## [Records to use]
■ ■ ■ ■ ■
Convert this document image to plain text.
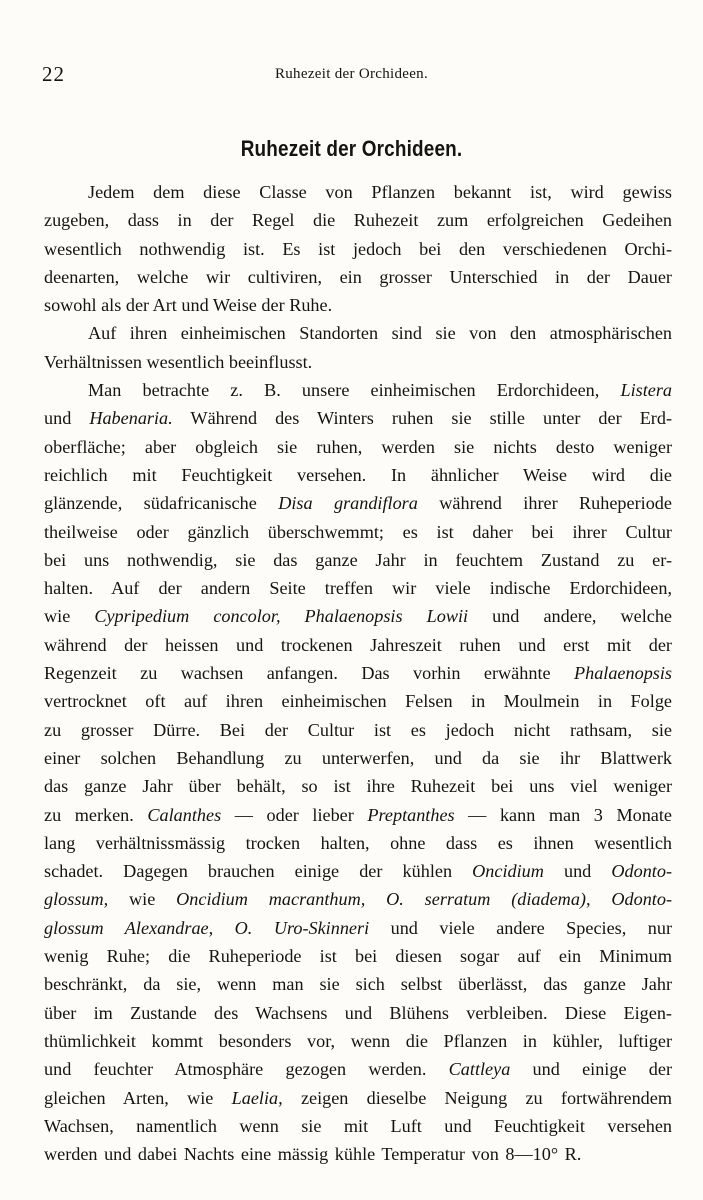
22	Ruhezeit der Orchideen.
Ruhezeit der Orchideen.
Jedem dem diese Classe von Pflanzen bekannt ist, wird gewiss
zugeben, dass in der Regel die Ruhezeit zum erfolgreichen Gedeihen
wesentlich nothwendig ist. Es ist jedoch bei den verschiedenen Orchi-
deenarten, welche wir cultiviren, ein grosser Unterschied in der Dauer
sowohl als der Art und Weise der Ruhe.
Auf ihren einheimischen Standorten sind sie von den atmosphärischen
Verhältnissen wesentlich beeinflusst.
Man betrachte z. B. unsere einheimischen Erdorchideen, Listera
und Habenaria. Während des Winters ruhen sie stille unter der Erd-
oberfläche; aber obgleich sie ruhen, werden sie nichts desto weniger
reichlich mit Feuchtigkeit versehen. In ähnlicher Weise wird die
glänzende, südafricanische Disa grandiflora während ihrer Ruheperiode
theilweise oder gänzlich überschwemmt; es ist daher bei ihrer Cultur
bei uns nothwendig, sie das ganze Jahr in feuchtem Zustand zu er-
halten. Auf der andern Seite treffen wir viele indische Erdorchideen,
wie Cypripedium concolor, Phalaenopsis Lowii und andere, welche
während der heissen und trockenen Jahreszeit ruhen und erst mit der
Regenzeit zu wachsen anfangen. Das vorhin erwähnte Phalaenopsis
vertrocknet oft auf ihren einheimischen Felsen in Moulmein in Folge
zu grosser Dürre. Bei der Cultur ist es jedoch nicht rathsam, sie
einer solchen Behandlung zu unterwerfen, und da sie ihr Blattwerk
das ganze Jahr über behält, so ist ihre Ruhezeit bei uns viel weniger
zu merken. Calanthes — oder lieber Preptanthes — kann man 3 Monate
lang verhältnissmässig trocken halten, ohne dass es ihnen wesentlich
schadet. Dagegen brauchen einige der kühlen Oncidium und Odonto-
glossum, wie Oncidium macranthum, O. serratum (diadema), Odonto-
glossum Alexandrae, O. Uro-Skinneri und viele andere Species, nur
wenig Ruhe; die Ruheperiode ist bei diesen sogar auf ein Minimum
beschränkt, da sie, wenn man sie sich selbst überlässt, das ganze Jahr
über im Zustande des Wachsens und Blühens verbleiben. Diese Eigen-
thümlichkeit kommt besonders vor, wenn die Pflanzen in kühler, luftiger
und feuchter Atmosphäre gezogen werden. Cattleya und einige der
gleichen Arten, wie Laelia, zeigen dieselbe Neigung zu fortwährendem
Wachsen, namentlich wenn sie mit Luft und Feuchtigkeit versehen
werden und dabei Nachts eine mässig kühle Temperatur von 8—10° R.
■ ■ ■ ■ ■
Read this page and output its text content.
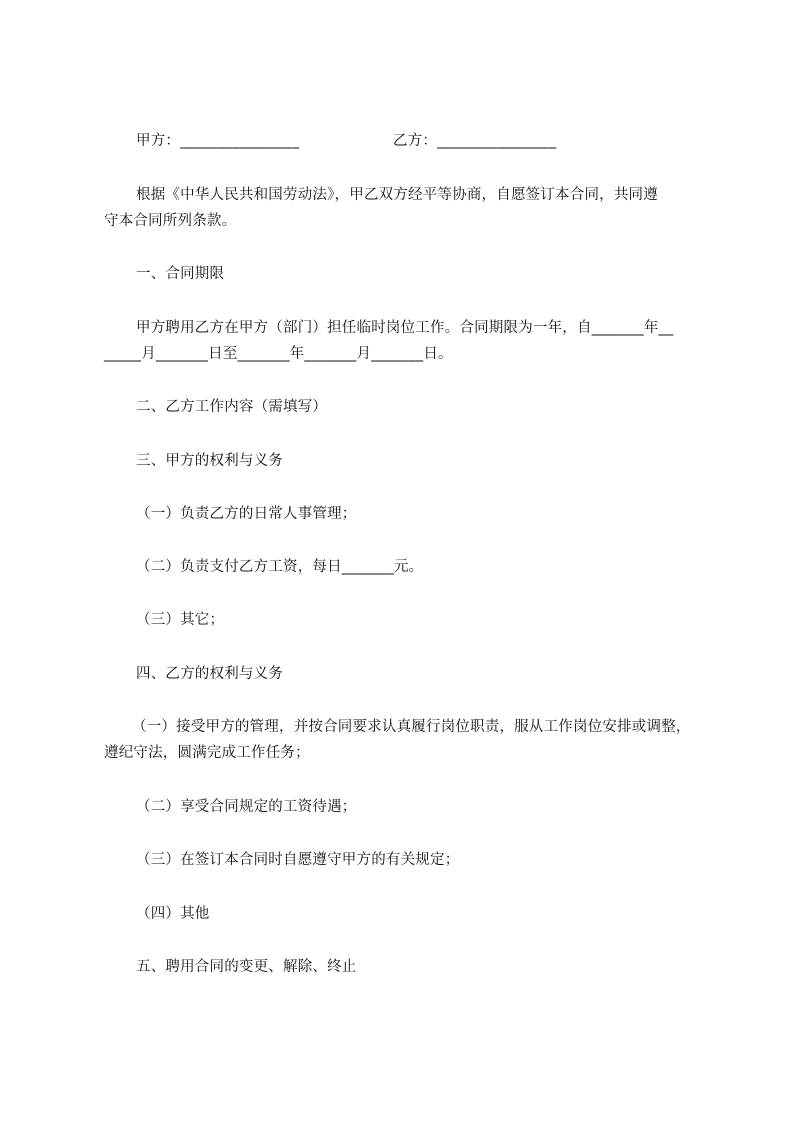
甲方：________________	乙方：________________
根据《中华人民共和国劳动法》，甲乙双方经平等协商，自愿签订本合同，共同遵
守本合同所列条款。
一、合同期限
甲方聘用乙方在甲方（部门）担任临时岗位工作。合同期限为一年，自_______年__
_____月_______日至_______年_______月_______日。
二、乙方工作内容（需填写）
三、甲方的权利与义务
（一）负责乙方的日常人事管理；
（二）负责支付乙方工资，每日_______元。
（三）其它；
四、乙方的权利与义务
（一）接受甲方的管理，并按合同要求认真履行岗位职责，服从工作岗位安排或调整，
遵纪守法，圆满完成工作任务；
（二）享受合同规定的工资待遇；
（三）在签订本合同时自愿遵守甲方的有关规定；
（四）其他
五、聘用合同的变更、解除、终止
■ ■ ■ ■ ■
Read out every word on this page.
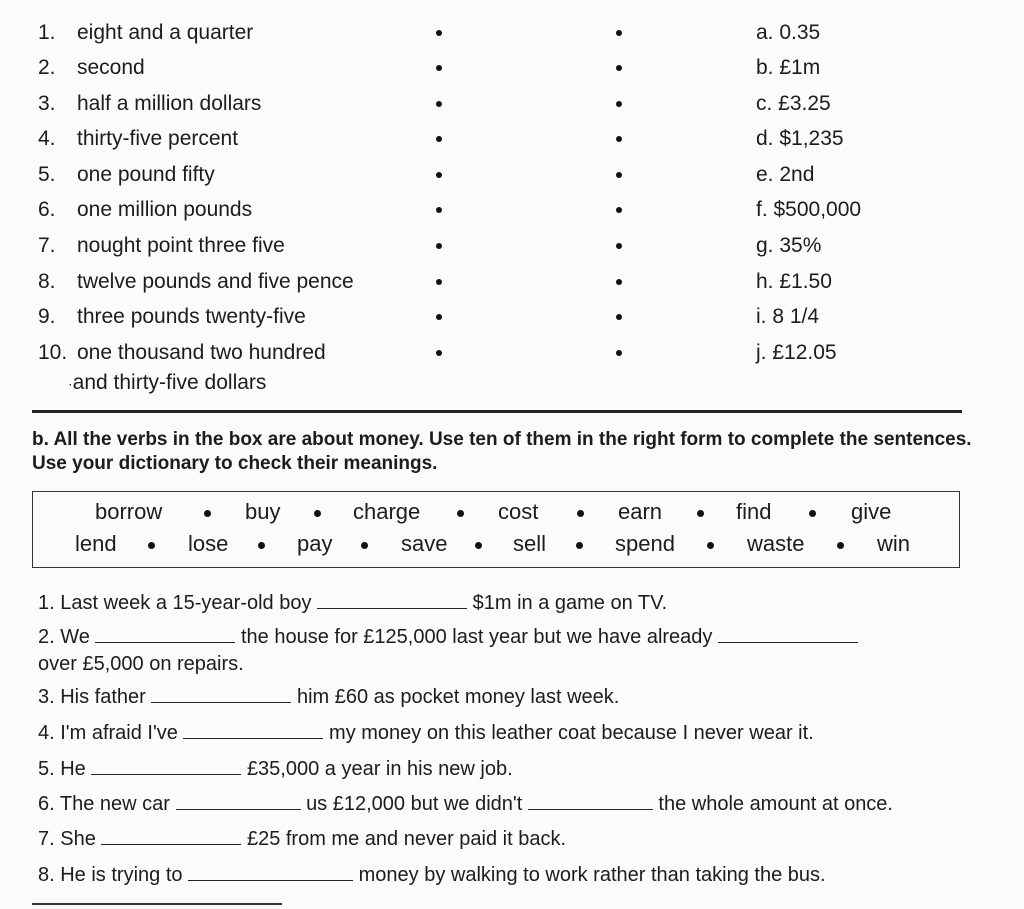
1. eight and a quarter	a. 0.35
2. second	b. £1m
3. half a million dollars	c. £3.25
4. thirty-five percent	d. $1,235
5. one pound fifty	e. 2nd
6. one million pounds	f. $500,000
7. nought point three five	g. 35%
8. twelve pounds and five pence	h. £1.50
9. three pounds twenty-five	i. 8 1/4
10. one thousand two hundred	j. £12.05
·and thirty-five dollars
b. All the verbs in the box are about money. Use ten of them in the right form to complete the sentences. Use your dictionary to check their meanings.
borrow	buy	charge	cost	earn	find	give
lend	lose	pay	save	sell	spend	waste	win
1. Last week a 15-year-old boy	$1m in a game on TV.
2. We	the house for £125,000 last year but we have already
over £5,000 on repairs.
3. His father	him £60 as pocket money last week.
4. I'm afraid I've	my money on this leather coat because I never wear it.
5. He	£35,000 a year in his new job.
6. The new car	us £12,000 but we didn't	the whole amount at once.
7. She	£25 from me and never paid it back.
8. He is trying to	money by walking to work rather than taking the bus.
■ ■ ■ ■ ■
## [Exercise goal]
Write only the number of lines in the data above that include "money".

## [Solution to the exercise]
4